**THE EXERCISE:** Reproduce the listing with "bbox" replaced by "bounding box" throughout, leaving everything else unchanged and omitting the pictures.

**Stored data:**
======

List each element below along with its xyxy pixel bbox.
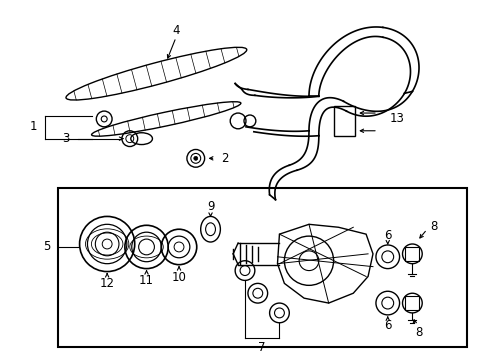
Text: 5: 5: [43, 240, 51, 253]
Bar: [405, 247, 418, 261]
Bar: [405, 296, 418, 310]
Text: 6: 6: [383, 229, 391, 242]
Bar: [58, 188, 466, 347]
Text: 2: 2: [221, 152, 228, 165]
Circle shape: [193, 156, 197, 160]
Text: 8: 8: [429, 220, 437, 233]
Text: 12: 12: [100, 277, 114, 290]
Text: 4: 4: [172, 24, 180, 37]
Text: 6: 6: [383, 319, 391, 332]
Text: 11: 11: [139, 274, 154, 287]
Text: 13: 13: [389, 112, 404, 125]
Text: 9: 9: [206, 200, 214, 213]
Text: 1: 1: [29, 120, 37, 133]
Bar: [333, 106, 355, 136]
Text: 7: 7: [258, 341, 265, 354]
Text: 10: 10: [171, 271, 186, 284]
Text: 3: 3: [62, 132, 69, 145]
Text: 8: 8: [415, 326, 422, 339]
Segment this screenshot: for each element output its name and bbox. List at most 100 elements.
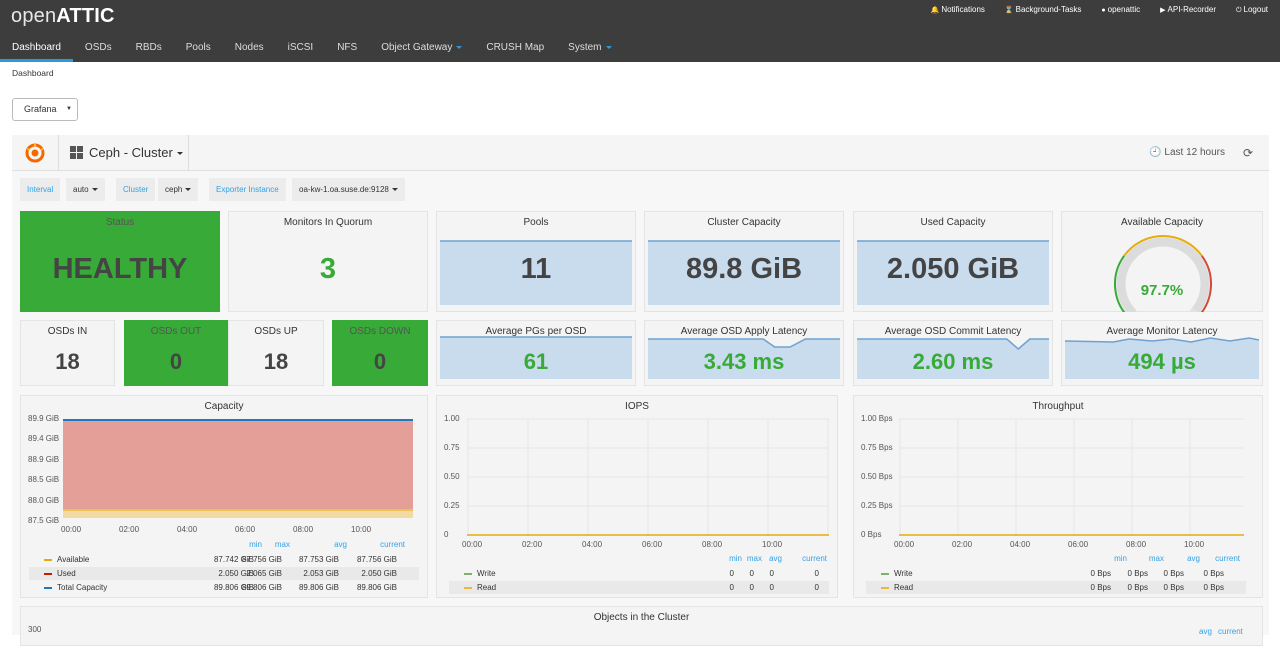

======

**EXERCISE SOLUTION:**
List each element below along with its xyxy pixel bounding box.
Text: 5: 5: [43, 240, 51, 253]
Bar: [405, 247, 418, 261]
Bar: [405, 296, 418, 310]
Text: 6: 6: [383, 229, 391, 242]
Bar: [58, 188, 466, 347]
Text: 2: 2: [221, 152, 228, 165]
Circle shape: [193, 156, 197, 160]
Text: 8: 8: [429, 220, 437, 233]
Text: 12: 12: [100, 277, 114, 290]
Text: 4: 4: [172, 24, 180, 37]
Text: 6: 6: [383, 319, 391, 332]
Text: 11: 11: [139, 274, 154, 287]
Text: 13: 13: [389, 112, 404, 125]
Text: 9: 9: [206, 200, 214, 213]
Text: 1: 1: [29, 120, 37, 133]
Bar: [333, 106, 355, 136]
Text: 7: 7: [258, 341, 265, 354]
Text: 10: 10: [171, 271, 186, 284]
Text: 3: 3: [62, 132, 69, 145]
Text: 8: 8: [415, 326, 422, 339]
Segment this screenshot: for each element output its name and bounding box. List at most 100 elements.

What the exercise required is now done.